Go through the material below and copy all lines with "structured".

[GIVEN ENTRIES]
'''

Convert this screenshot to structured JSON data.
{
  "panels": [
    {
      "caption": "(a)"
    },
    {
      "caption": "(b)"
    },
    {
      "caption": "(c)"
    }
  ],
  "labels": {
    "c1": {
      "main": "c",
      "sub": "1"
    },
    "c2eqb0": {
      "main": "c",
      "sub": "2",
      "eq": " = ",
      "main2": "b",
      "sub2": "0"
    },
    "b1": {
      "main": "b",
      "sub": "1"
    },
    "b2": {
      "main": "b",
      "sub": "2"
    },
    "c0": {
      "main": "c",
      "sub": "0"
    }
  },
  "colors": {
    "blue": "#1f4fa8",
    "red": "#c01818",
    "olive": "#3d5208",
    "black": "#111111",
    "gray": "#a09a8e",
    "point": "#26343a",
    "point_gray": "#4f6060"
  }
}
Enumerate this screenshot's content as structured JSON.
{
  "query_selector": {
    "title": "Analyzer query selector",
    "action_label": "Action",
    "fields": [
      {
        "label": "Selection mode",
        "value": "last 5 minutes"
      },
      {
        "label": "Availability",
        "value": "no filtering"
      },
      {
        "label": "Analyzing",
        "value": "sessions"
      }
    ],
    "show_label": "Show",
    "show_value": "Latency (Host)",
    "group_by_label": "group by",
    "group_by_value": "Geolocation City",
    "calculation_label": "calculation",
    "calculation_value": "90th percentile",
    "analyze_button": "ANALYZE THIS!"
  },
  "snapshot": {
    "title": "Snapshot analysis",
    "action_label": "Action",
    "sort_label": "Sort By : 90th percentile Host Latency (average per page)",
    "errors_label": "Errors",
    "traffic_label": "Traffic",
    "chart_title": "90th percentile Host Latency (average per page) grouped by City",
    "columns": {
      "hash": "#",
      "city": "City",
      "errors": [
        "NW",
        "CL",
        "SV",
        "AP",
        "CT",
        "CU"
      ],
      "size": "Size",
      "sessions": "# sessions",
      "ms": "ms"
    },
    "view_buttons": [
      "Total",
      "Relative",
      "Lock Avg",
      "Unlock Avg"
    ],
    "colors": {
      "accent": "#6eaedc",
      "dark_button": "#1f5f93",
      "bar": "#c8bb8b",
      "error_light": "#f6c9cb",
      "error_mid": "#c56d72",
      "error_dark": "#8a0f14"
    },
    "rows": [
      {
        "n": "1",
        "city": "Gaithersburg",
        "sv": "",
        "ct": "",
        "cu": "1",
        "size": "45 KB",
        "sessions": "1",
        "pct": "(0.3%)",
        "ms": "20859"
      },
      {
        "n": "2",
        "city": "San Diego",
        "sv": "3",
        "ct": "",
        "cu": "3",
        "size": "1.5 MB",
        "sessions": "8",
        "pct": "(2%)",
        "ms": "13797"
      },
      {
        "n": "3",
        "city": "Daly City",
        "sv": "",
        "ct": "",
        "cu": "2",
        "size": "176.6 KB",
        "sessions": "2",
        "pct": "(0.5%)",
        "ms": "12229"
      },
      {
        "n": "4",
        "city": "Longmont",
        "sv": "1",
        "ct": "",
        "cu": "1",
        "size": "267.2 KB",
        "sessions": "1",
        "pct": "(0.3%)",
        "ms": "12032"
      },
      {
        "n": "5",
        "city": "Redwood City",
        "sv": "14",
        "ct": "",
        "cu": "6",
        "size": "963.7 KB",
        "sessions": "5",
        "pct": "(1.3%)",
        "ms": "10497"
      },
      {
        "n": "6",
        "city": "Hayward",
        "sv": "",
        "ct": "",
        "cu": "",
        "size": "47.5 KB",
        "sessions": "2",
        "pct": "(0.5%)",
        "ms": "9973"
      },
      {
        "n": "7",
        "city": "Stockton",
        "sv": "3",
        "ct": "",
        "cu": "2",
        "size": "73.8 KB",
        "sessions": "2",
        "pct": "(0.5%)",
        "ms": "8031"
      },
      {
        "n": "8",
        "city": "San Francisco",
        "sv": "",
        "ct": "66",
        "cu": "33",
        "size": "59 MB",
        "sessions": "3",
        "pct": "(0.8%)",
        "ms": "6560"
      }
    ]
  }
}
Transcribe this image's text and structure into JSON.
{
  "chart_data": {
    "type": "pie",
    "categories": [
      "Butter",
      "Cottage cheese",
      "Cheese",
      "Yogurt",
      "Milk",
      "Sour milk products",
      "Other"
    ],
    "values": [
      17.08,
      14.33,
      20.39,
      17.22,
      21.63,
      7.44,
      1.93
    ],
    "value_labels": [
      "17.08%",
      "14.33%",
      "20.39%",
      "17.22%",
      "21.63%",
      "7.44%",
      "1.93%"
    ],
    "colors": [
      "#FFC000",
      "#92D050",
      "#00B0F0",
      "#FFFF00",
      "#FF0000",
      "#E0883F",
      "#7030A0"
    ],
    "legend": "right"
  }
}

'''

[FULL ANSWER]
Convert this screenshot to structured JSON data.
Enumerate this screenshot's content as structured JSON.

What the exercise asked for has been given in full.